EXTRACTED RECORDS:
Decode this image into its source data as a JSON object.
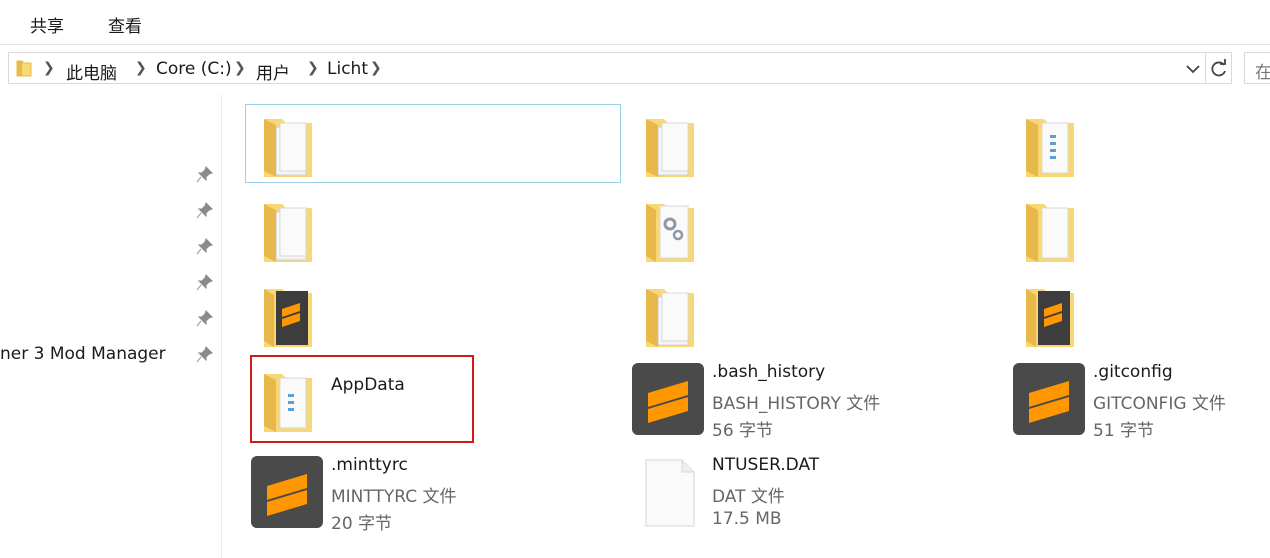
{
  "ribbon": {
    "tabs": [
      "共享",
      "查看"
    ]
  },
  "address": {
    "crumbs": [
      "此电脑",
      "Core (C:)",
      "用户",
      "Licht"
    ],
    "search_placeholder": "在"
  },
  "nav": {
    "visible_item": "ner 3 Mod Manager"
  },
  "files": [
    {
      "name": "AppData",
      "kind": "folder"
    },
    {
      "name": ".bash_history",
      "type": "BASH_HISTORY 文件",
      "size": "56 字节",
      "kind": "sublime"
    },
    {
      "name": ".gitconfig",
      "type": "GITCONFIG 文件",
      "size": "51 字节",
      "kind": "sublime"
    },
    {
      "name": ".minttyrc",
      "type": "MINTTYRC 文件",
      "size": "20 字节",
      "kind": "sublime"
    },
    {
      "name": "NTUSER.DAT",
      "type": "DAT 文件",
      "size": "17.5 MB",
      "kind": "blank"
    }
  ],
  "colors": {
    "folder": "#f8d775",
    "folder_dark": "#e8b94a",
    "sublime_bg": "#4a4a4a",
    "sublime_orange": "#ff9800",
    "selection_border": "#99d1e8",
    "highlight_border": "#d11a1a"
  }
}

...

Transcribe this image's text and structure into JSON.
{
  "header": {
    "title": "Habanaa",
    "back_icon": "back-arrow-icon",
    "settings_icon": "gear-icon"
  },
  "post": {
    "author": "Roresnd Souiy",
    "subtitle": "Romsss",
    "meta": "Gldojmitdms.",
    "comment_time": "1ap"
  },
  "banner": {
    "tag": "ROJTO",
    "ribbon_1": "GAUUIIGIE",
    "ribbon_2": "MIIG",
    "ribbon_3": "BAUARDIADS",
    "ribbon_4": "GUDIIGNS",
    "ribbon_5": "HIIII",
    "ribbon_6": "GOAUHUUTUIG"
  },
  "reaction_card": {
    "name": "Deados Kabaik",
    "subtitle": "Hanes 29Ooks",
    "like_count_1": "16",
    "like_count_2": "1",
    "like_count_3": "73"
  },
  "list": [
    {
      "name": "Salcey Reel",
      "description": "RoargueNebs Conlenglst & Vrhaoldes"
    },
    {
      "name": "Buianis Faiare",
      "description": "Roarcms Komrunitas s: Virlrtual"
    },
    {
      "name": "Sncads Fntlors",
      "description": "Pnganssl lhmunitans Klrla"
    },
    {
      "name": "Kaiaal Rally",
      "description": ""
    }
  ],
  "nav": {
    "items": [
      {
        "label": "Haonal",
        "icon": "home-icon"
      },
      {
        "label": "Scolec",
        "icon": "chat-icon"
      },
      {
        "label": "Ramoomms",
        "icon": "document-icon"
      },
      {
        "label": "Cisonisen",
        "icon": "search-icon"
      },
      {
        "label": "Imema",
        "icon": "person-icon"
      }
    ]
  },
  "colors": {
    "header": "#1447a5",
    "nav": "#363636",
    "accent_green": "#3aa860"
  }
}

TASK OBJECTIVE: Within the material above, find the lines that contain the word "label"; copy them.

FULL SOLUTION:
        "label": "Haonal",
        "label": "Scolec",
        "label": "Ramoomms",
        "label": "Cisonisen",
        "label": "Imema",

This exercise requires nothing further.